* WHAT IS ASKED
Restate the entries below verbatim.

Data items:

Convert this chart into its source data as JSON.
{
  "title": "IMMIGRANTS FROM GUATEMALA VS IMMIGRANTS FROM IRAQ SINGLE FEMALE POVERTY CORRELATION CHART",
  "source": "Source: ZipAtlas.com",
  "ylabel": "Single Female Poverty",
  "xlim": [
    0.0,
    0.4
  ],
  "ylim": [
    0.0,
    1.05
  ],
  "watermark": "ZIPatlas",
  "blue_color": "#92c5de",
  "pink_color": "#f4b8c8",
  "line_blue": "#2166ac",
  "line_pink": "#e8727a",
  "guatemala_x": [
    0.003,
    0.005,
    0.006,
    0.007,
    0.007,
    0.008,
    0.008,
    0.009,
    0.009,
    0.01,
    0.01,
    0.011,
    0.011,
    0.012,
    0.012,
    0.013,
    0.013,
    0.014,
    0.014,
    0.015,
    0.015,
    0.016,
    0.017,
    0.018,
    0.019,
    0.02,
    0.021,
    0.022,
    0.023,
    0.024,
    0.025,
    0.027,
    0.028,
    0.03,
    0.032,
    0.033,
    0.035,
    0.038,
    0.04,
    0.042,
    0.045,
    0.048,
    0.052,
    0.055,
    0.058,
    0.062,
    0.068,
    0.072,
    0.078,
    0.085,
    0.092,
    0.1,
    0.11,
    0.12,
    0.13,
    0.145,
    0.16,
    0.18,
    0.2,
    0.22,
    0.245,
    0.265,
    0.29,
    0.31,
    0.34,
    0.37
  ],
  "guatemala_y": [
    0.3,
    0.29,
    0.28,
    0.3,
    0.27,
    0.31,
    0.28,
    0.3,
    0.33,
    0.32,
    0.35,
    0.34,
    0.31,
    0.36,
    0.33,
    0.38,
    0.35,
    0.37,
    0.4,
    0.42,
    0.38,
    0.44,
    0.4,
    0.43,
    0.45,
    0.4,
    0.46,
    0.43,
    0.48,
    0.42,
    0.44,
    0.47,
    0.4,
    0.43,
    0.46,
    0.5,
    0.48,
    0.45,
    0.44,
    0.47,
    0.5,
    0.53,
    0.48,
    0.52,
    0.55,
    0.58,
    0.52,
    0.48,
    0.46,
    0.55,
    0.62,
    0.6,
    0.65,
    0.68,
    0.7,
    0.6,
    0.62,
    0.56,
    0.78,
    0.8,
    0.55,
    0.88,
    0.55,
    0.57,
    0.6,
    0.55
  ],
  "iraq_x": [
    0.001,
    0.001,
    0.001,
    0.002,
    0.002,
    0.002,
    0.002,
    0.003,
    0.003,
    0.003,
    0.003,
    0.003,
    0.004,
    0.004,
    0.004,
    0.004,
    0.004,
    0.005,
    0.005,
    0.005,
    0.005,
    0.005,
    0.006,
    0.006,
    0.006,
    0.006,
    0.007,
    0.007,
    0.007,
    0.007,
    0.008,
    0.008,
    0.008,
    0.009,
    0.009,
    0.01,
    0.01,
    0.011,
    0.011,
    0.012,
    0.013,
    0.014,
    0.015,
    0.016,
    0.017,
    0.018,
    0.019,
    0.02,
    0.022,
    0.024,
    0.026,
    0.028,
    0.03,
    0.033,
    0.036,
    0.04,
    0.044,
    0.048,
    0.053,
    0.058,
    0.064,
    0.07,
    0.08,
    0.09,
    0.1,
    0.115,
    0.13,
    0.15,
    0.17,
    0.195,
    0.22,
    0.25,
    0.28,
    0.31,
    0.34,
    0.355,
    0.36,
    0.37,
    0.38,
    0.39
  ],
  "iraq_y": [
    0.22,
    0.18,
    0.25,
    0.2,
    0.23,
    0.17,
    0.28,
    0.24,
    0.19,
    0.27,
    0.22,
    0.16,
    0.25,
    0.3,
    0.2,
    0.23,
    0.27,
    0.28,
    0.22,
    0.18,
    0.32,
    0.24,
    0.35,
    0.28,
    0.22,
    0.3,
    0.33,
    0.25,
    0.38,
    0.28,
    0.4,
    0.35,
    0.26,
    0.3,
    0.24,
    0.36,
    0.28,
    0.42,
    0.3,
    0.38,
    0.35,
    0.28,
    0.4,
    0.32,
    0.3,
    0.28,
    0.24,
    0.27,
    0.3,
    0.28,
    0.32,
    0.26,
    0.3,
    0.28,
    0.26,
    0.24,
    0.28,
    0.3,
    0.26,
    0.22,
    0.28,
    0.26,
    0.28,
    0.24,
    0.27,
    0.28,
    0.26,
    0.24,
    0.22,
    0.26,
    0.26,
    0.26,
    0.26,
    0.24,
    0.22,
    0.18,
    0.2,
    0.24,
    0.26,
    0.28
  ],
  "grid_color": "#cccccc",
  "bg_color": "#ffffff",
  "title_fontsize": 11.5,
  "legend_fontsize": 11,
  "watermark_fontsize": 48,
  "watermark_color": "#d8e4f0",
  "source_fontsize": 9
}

* IN RESPONSE
Convert this chart into its source data as JSON.
{
  "title": "IMMIGRANTS FROM GUATEMALA VS IMMIGRANTS FROM IRAQ SINGLE FEMALE POVERTY CORRELATION CHART",
  "source": "Source: ZipAtlas.com",
  "ylabel": "Single Female Poverty",
  "xlim": [
    0.0,
    0.4
  ],
  "ylim": [
    0.0,
    1.05
  ],
  "watermark": "ZIPatlas",
  "blue_color": "#92c5de",
  "pink_color": "#f4b8c8",
  "line_blue": "#2166ac",
  "line_pink": "#e8727a",
  "guatemala_x": [
    0.003,
    0.005,
    0.006,
    0.007,
    0.007,
    0.008,
    0.008,
    0.009,
    0.009,
    0.01,
    0.01,
    0.011,
    0.011,
    0.012,
    0.012,
    0.013,
    0.013,
    0.014,
    0.014,
    0.015,
    0.015,
    0.016,
    0.017,
    0.018,
    0.019,
    0.02,
    0.021,
    0.022,
    0.023,
    0.024,
    0.025,
    0.027,
    0.028,
    0.03,
    0.032,
    0.033,
    0.035,
    0.038,
    0.04,
    0.042,
    0.045,
    0.048,
    0.052,
    0.055,
    0.058,
    0.062,
    0.068,
    0.072,
    0.078,
    0.085,
    0.092,
    0.1,
    0.11,
    0.12,
    0.13,
    0.145,
    0.16,
    0.18,
    0.2,
    0.22,
    0.245,
    0.265,
    0.29,
    0.31,
    0.34,
    0.37
  ],
  "guatemala_y": [
    0.3,
    0.29,
    0.28,
    0.3,
    0.27,
    0.31,
    0.28,
    0.3,
    0.33,
    0.32,
    0.35,
    0.34,
    0.31,
    0.36,
    0.33,
    0.38,
    0.35,
    0.37,
    0.4,
    0.42,
    0.38,
    0.44,
    0.4,
    0.43,
    0.45,
    0.4,
    0.46,
    0.43,
    0.48,
    0.42,
    0.44,
    0.47,
    0.4,
    0.43,
    0.46,
    0.5,
    0.48,
    0.45,
    0.44,
    0.47,
    0.5,
    0.53,
    0.48,
    0.52,
    0.55,
    0.58,
    0.52,
    0.48,
    0.46,
    0.55,
    0.62,
    0.6,
    0.65,
    0.68,
    0.7,
    0.6,
    0.62,
    0.56,
    0.78,
    0.8,
    0.55,
    0.88,
    0.55,
    0.57,
    0.6,
    0.55
  ],
  "iraq_x": [
    0.001,
    0.001,
    0.001,
    0.002,
    0.002,
    0.002,
    0.002,
    0.003,
    0.003,
    0.003,
    0.003,
    0.003,
    0.004,
    0.004,
    0.004,
    0.004,
    0.004,
    0.005,
    0.005,
    0.005,
    0.005,
    0.005,
    0.006,
    0.006,
    0.006,
    0.006,
    0.007,
    0.007,
    0.007,
    0.007,
    0.008,
    0.008,
    0.008,
    0.009,
    0.009,
    0.01,
    0.01,
    0.011,
    0.011,
    0.012,
    0.013,
    0.014,
    0.015,
    0.016,
    0.017,
    0.018,
    0.019,
    0.02,
    0.022,
    0.024,
    0.026,
    0.028,
    0.03,
    0.033,
    0.036,
    0.04,
    0.044,
    0.048,
    0.053,
    0.058,
    0.064,
    0.07,
    0.08,
    0.09,
    0.1,
    0.115,
    0.13,
    0.15,
    0.17,
    0.195,
    0.22,
    0.25,
    0.28,
    0.31,
    0.34,
    0.355,
    0.36,
    0.37,
    0.38,
    0.39
  ],
  "iraq_y": [
    0.22,
    0.18,
    0.25,
    0.2,
    0.23,
    0.17,
    0.28,
    0.24,
    0.19,
    0.27,
    0.22,
    0.16,
    0.25,
    0.3,
    0.2,
    0.23,
    0.27,
    0.28,
    0.22,
    0.18,
    0.32,
    0.24,
    0.35,
    0.28,
    0.22,
    0.3,
    0.33,
    0.25,
    0.38,
    0.28,
    0.4,
    0.35,
    0.26,
    0.3,
    0.24,
    0.36,
    0.28,
    0.42,
    0.3,
    0.38,
    0.35,
    0.28,
    0.4,
    0.32,
    0.3,
    0.28,
    0.24,
    0.27,
    0.3,
    0.28,
    0.32,
    0.26,
    0.3,
    0.28,
    0.26,
    0.24,
    0.28,
    0.3,
    0.26,
    0.22,
    0.28,
    0.26,
    0.28,
    0.24,
    0.27,
    0.28,
    0.26,
    0.24,
    0.22,
    0.26,
    0.26,
    0.26,
    0.26,
    0.24,
    0.22,
    0.18,
    0.2,
    0.24,
    0.26,
    0.28
  ],
  "grid_color": "#cccccc",
  "bg_color": "#ffffff",
  "title_fontsize": 11.5,
  "legend_fontsize": 11,
  "watermark_fontsize": 48,
  "watermark_color": "#d8e4f0",
  "source_fontsize": 9
}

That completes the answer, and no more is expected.